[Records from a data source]
···
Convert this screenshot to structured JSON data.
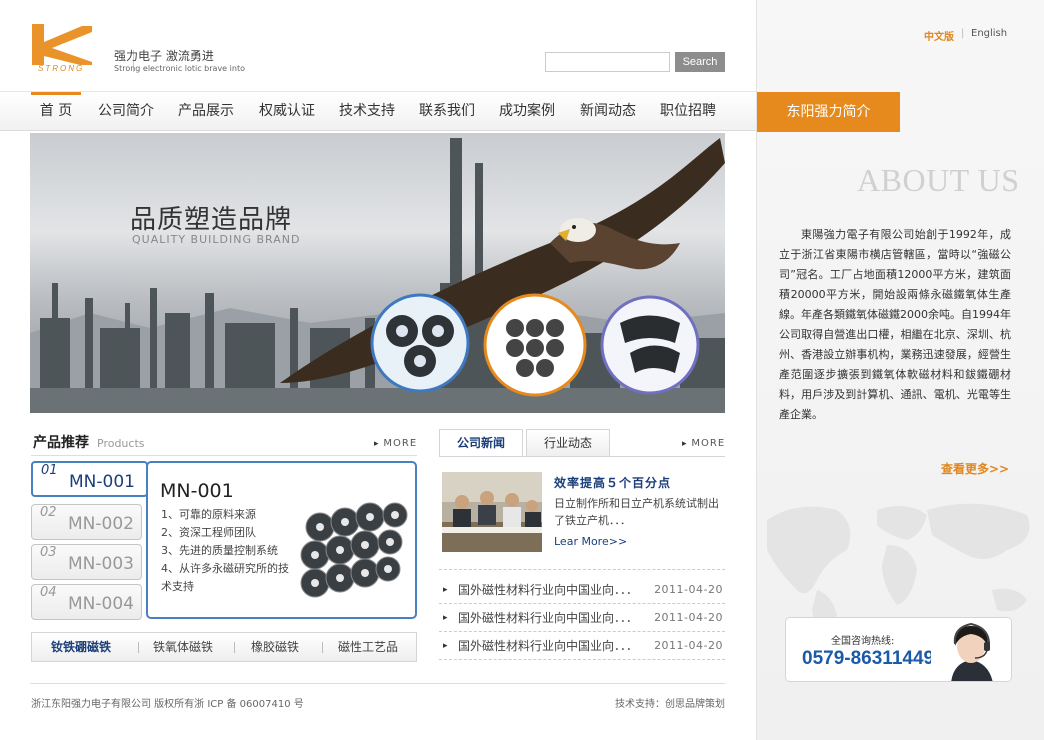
{
  "header": {
    "logo_mark_text": "STRONG",
    "slogan_cn": "强力电子 激流勇进",
    "slogan_en": "Strong electronic lotic brave into",
    "search_placeholder": "",
    "search_button": "Search"
  },
  "nav": {
    "items": [
      {
        "label": "首 页",
        "active": true
      },
      {
        "label": "公司简介",
        "active": false
      },
      {
        "label": "产品展示",
        "active": false
      },
      {
        "label": "权威认证",
        "active": false
      },
      {
        "label": "技术支持",
        "active": false
      },
      {
        "label": "联系我们",
        "active": false
      },
      {
        "label": "成功案例",
        "active": false
      },
      {
        "label": "新闻动态",
        "active": false
      },
      {
        "label": "职位招聘",
        "active": false
      }
    ]
  },
  "banner": {
    "title": "品质塑造品牌",
    "subtitle": "QUALITY BUILDING BRAND"
  },
  "products": {
    "title": "产品推荐",
    "title_en": "Products",
    "more": "MORE",
    "tabs": [
      {
        "num": "01",
        "code": "MN-001",
        "active": true
      },
      {
        "num": "02",
        "code": "MN-002",
        "active": false
      },
      {
        "num": "03",
        "code": "MN-003",
        "active": false
      },
      {
        "num": "04",
        "code": "MN-004",
        "active": false
      }
    ],
    "panel": {
      "name": "MN-001",
      "features": [
        "1、可靠的原料来源",
        "2、资深工程师团队",
        "3、先进的质量控制系统",
        "4、从许多永磁研究所的技术支持"
      ]
    },
    "categories": [
      {
        "label": "钕铁硼磁铁",
        "active": true
      },
      {
        "label": "铁氧体磁铁",
        "active": false
      },
      {
        "label": "橡胶磁铁",
        "active": false
      },
      {
        "label": "磁性工艺品",
        "active": false
      }
    ]
  },
  "news": {
    "tabs": [
      {
        "label": "公司新闻",
        "active": true
      },
      {
        "label": "行业动态",
        "active": false
      }
    ],
    "more": "MORE",
    "headline": "效率提高５个百分点",
    "headline_desc": "日立制作所和日立产机系统试制出了铁立产机．．．",
    "learn_more": "Lear More>>",
    "rows": [
      {
        "title": "国外磁性材料行业向中国业向．．．",
        "date": "2011-04-20"
      },
      {
        "title": "国外磁性材料行业向中国业向．．．",
        "date": "2011-04-20"
      },
      {
        "title": "国外磁性材料行业向中国业向．．．",
        "date": "2011-04-20"
      }
    ]
  },
  "footer": {
    "copyright": "浙江东阳强力电子有限公司 版权所有浙 ICP 备 06007410 号",
    "support": "技术支持：创思品牌策划"
  },
  "sidebar": {
    "lang_cn": "中文版",
    "lang_sep": "|",
    "lang_en": "English",
    "about_tab": "东阳强力简介",
    "about_en": "ABOUT US",
    "about_text": "東陽強力電子有限公司始創于1992年，成立于浙江省東陽市横店管轄區，當時以“強磁公司”冠名。工厂占地面積12000平方米，建筑面積20000平方米，開始設兩條永磁鐵氧体生產線。年產各類鐵氧体磁鐵2000余吨。自1994年公司取得自營進出口權，相繼在北京、深圳、杭州、香港設立辦事机构，業務迅速發展，經營生產范圍逐步擴張到鐵氧体軟磁材料和鈸鐵硼材料，用戶涉及到計算机、通訊、電机、光電等生產企業。",
    "see_more": "查看更多>>",
    "hotline_label": "全国咨询热线:",
    "hotline_number": "0579-86311449"
  },
  "colors": {
    "accent": "#e68a1e",
    "link_blue": "#1b3f7a",
    "border_blue": "#4a7fc1"
  }
}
···
INSTRUCTIONS TO FOLLOW: Give only the number of lines in the entries above that contain the string "code".

TASK RESPONSE: 4